| Exercise details |
Take every line from the listing below that includes "link" and copy it.

| Provided data |
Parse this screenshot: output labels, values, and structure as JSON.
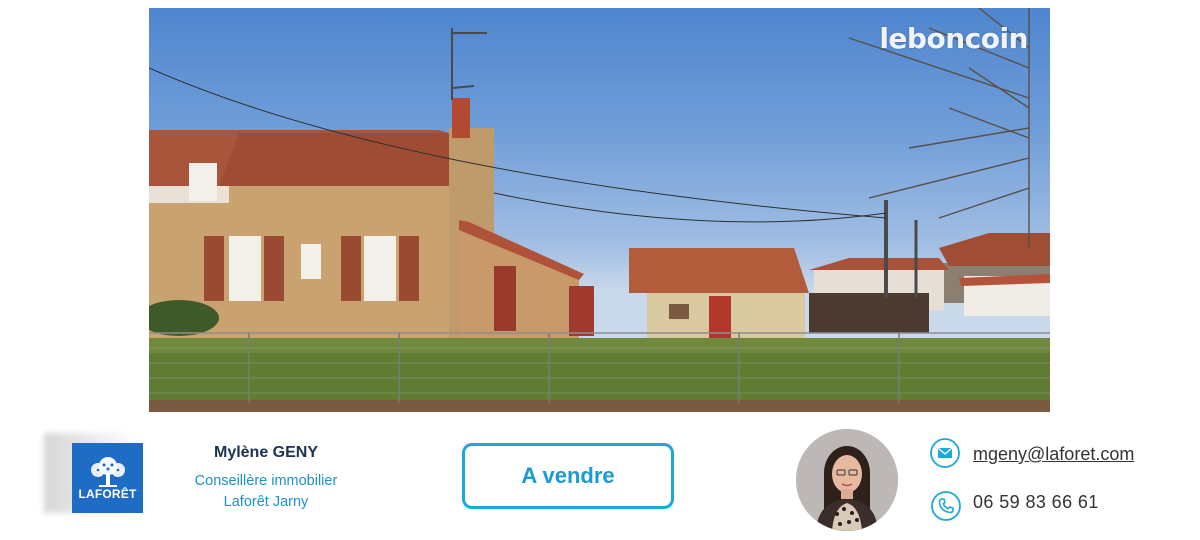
{
  "listing": {
    "photo_alt": "",
    "watermark": "leboncoin"
  },
  "agency": {
    "logo_text": "LAFORÊT"
  },
  "agent": {
    "name": "Mylène GENY",
    "role": "Conseillère immobilier",
    "agency": "Laforêt Jarny"
  },
  "status_button": {
    "label": "A vendre"
  },
  "contact": {
    "email": "mgeny@laforet.com",
    "phone": "06 59 83 66 61",
    "email_icon": "envelope-icon",
    "phone_icon": "phone-icon"
  },
  "colors": {
    "accent": "#1aa9d8",
    "agency_blue": "#1f6cc4",
    "name_text": "#1a3350",
    "role_text": "#1a93c7",
    "contact_text": "#333333"
  }
}
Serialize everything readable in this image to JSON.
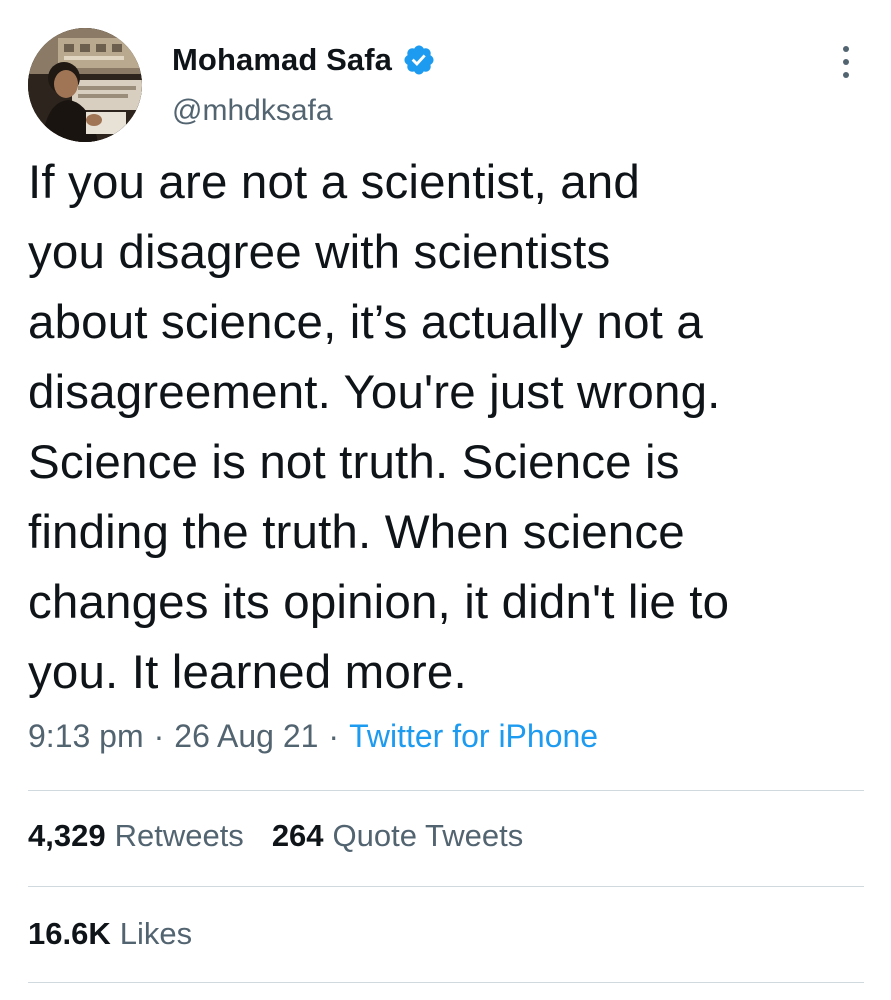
{
  "user": {
    "display_name": "Mohamad Safa",
    "handle": "@mhdksafa",
    "verified": true,
    "avatar_icon": "profile-photo"
  },
  "tweet": {
    "text": "If you are not a scientist, and\nyou disagree with scientists\nabout science, it’s actually not a\ndisagreement. You're just wrong.\nScience is not truth. Science is\nfinding the truth. When science\nchanges its opinion, it didn't lie to\nyou. It learned more.",
    "time": "9:13 pm",
    "date": "26 Aug 21",
    "source": "Twitter for iPhone",
    "separator": "·"
  },
  "stats": {
    "retweets_count": "4,329",
    "retweets_label": "Retweets",
    "quotes_count": "264",
    "quotes_label": "Quote Tweets",
    "likes_count": "16.6K",
    "likes_label": "Likes"
  },
  "colors": {
    "text_primary": "#0f1419",
    "text_secondary": "#536471",
    "accent_blue": "#1d9bf0",
    "divider": "#cfd9de"
  }
}
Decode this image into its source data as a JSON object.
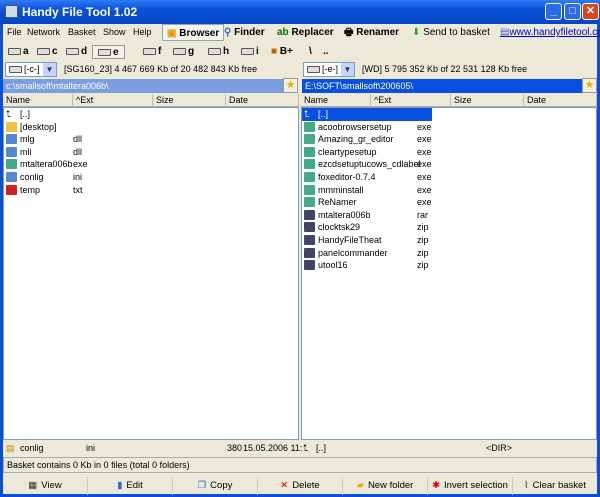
{
  "title": "Handy File Tool 1.02",
  "menu": [
    "File",
    "Network",
    "Basket",
    "Show",
    "Help"
  ],
  "toolbar": {
    "browser": "Browser",
    "finder": "Finder",
    "replacer": "Replacer",
    "renamer": "Renamer",
    "send": "Send to basket",
    "link": "www.handyfiletool.com"
  },
  "drives": [
    "a",
    "c",
    "d",
    "e",
    "f",
    "g",
    "h",
    "i",
    "B+",
    "\\",
    ".."
  ],
  "left": {
    "drive": "[-c-]",
    "info": "[SG160_23] 4 467 669 Kb of 20 482 843 Kb free",
    "path": "c:\\smallsoft\\mtaltera006b\\",
    "files": [
      [
        "[..]",
        ""
      ],
      [
        "[desktop]",
        ""
      ],
      [
        "mlg",
        "dll"
      ],
      [
        "mli",
        "dll"
      ],
      [
        "mtaltera006b",
        "exe"
      ],
      [
        "conlig",
        "ini"
      ],
      [
        "temp",
        "txt"
      ]
    ]
  },
  "right": {
    "drive": "[-e-]",
    "info": "[WD] 5 795 352 Kb of 22 531 128 Kb free",
    "path": "E:\\SOFT\\smallsoft\\200605\\",
    "files": [
      [
        "[..]",
        ""
      ],
      [
        "acoobrowsersetup",
        "exe"
      ],
      [
        "Amazing_gr_editor",
        "exe"
      ],
      [
        "cleartypesetup",
        "exe"
      ],
      [
        "ezcdsetuptucows_cdlabel",
        "exe"
      ],
      [
        "foxeditor-0.7.4",
        "exe"
      ],
      [
        "mmminstall",
        "exe"
      ],
      [
        "ReNamer",
        "exe"
      ],
      [
        "mtaltera006b",
        "rar"
      ],
      [
        "clocktsk29",
        "zip"
      ],
      [
        "HandyFileTheat",
        "zip"
      ],
      [
        "panelcommander",
        "zip"
      ],
      [
        "utool16",
        "zip"
      ]
    ]
  },
  "columns": {
    "name": "Name",
    "ext": "Ext",
    "size": "Size",
    "date": "Date"
  },
  "status": {
    "name": "conlig",
    "ext": "ini",
    "size": "380",
    "date": "15.05.2006 11:",
    "rname": "[..]",
    "rsize": "<DIR>"
  },
  "basket": "Basket contains 0 Kb in 0 files (total 0 folders)",
  "buttons": [
    "View",
    "Edit",
    "Copy",
    "Delete",
    "New folder",
    "Invert selection",
    "Clear basket"
  ]
}
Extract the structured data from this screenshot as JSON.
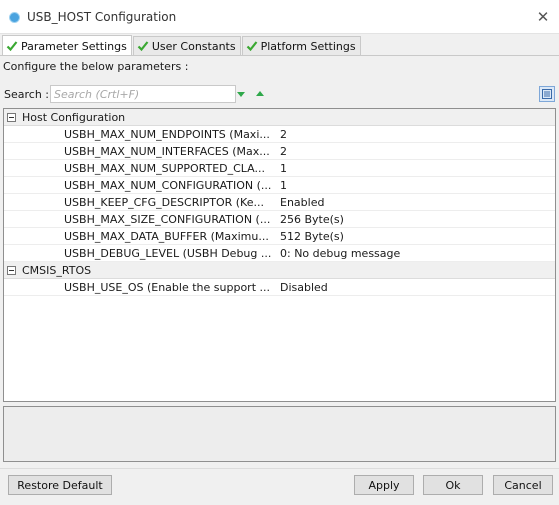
{
  "window": {
    "title": "USB_HOST Configuration",
    "close_glyph": "✕"
  },
  "tabs": [
    {
      "label": "Parameter Settings",
      "active": true
    },
    {
      "label": "User Constants",
      "active": false
    },
    {
      "label": "Platform Settings",
      "active": false
    }
  ],
  "description": "Configure the below parameters :",
  "search": {
    "label": "Search :",
    "placeholder": "Search (Crtl+F)",
    "value": ""
  },
  "groups": [
    {
      "name": "Host Configuration",
      "params": [
        {
          "name": "USBH_MAX_NUM_ENDPOINTS (Maxi...",
          "value": "2"
        },
        {
          "name": "USBH_MAX_NUM_INTERFACES (Max...",
          "value": "2"
        },
        {
          "name": "USBH_MAX_NUM_SUPPORTED_CLA...",
          "value": "1"
        },
        {
          "name": "USBH_MAX_NUM_CONFIGURATION (...",
          "value": "1"
        },
        {
          "name": "USBH_KEEP_CFG_DESCRIPTOR (Ke...",
          "value": "Enabled"
        },
        {
          "name": "USBH_MAX_SIZE_CONFIGURATION (...",
          "value": "256 Byte(s)"
        },
        {
          "name": "USBH_MAX_DATA_BUFFER (Maximu...",
          "value": "512 Byte(s)"
        },
        {
          "name": "USBH_DEBUG_LEVEL (USBH Debug ...",
          "value": "0: No debug message"
        }
      ]
    },
    {
      "name": "CMSIS_RTOS",
      "params": [
        {
          "name": "USBH_USE_OS (Enable the support ...",
          "value": "Disabled"
        }
      ]
    }
  ],
  "buttons": {
    "restore_default": "Restore Default",
    "apply": "Apply",
    "ok": "Ok",
    "cancel": "Cancel"
  },
  "colors": {
    "check_green": "#3aa832",
    "arrow_green": "#2fa84a",
    "accent_blue": "#4aa3df"
  },
  "icons": {
    "app": "usb-host-icon",
    "tab_check": "check-icon",
    "expand_all": "green-down-arrow-icon",
    "collapse_all": "green-up-arrow-icon",
    "view_toggle": "list-view-icon"
  }
}
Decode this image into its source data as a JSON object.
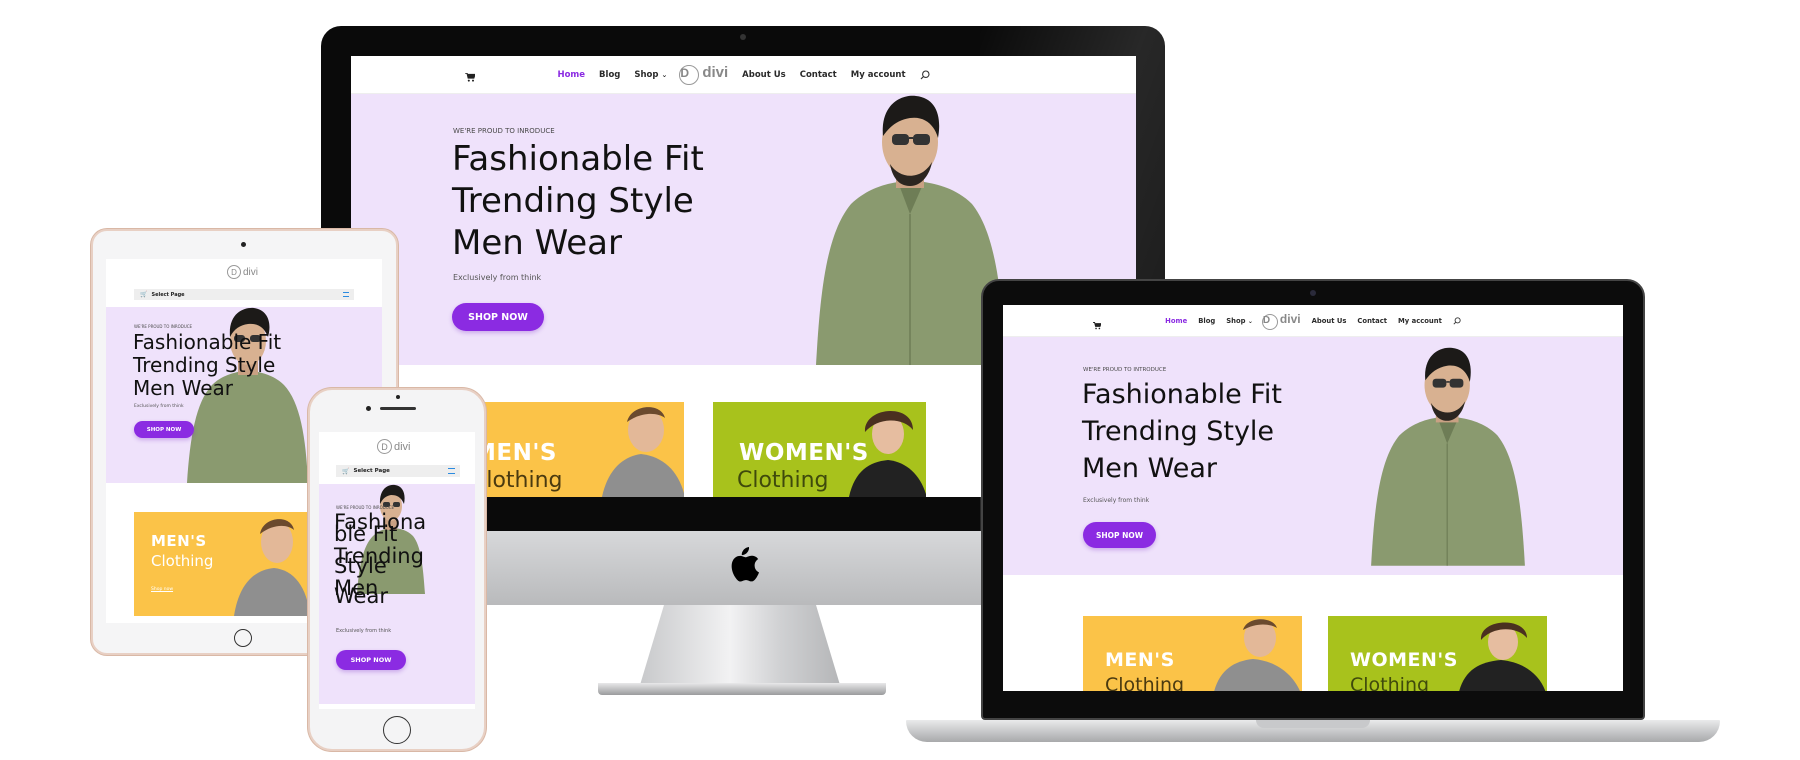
{
  "nav": {
    "cart_icon": "cart-icon",
    "items": [
      {
        "label": "Home"
      },
      {
        "label": "Blog"
      },
      {
        "label": "Shop"
      },
      {
        "label": "About Us"
      },
      {
        "label": "Contact"
      },
      {
        "label": "My account"
      }
    ],
    "logo_letter": "D",
    "logo_text": "divi",
    "search_icon": "search-icon",
    "select_page": "Select Page"
  },
  "hero": {
    "eyebrow": "WE'RE PROUD TO INRODUCE",
    "eyebrow_laptop": "WE'RE PROUD TO INTRODUCE",
    "line1": "Fashionable Fit",
    "line2": "Trending Style",
    "line3": "Men Wear",
    "phone_line1": "Fashiona",
    "phone_line2": "ble Fit",
    "phone_line3": "Trending",
    "phone_line4": "Style",
    "phone_line5": "Men",
    "phone_line6": "Wear",
    "subtitle": "Exclusively from think",
    "button": "SHOP NOW"
  },
  "cards": {
    "mens_title": "MEN'S",
    "womens_title": "WOMEN'S",
    "subtitle": "Clothing",
    "link": "Shop now"
  },
  "colors": {
    "accent": "#8b2be2",
    "hero_bg": "#efe2fb",
    "mens_bg": "#fbc348",
    "womens_bg": "#a8c21c"
  }
}
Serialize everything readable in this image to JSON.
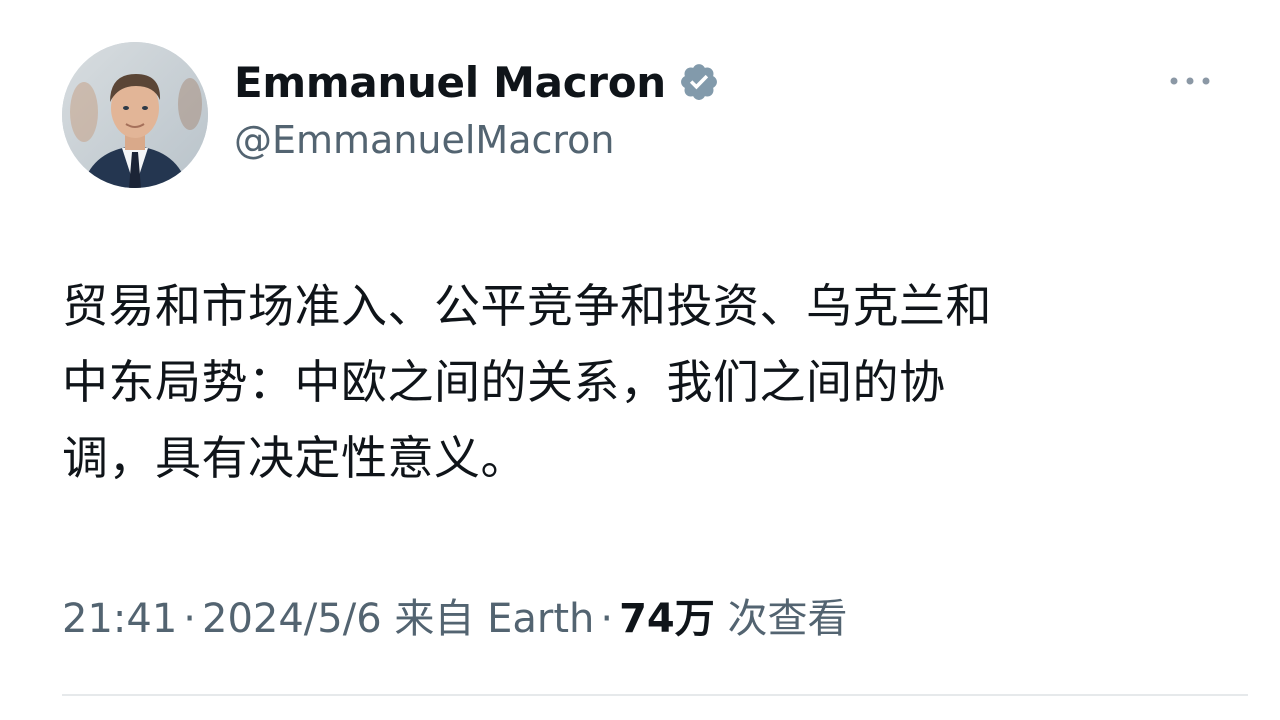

| Finished task |
    "link": "www.handyfiletool.com"
    "link": "Shop now"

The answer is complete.